What you have to do
Count how many lines contain the word "this". Respond with the number alone.

**** Material to process ****

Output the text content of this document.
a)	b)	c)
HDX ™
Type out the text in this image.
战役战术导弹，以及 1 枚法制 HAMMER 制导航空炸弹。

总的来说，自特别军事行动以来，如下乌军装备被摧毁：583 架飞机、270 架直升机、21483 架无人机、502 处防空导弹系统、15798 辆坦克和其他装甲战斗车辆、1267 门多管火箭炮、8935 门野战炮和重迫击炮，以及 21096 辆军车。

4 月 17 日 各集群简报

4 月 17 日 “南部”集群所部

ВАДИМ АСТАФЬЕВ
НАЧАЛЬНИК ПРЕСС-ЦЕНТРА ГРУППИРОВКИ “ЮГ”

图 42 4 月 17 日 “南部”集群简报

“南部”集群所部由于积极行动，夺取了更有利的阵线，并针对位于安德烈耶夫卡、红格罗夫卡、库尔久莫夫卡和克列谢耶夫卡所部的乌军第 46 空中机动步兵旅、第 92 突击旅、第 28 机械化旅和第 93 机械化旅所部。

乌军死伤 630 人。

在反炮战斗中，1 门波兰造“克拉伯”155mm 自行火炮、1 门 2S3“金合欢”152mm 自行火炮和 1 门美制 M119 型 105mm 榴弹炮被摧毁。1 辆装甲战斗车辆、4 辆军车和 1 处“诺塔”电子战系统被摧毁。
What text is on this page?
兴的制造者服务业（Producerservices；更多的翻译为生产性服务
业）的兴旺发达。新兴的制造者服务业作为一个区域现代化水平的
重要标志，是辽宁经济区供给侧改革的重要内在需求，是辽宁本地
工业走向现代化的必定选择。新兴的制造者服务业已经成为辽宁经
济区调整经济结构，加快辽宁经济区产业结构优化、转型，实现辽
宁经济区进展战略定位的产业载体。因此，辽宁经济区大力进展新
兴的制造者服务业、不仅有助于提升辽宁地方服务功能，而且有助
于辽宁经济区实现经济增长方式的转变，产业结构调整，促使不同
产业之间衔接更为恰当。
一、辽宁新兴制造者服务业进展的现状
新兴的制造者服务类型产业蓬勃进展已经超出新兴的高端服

****

Task response
3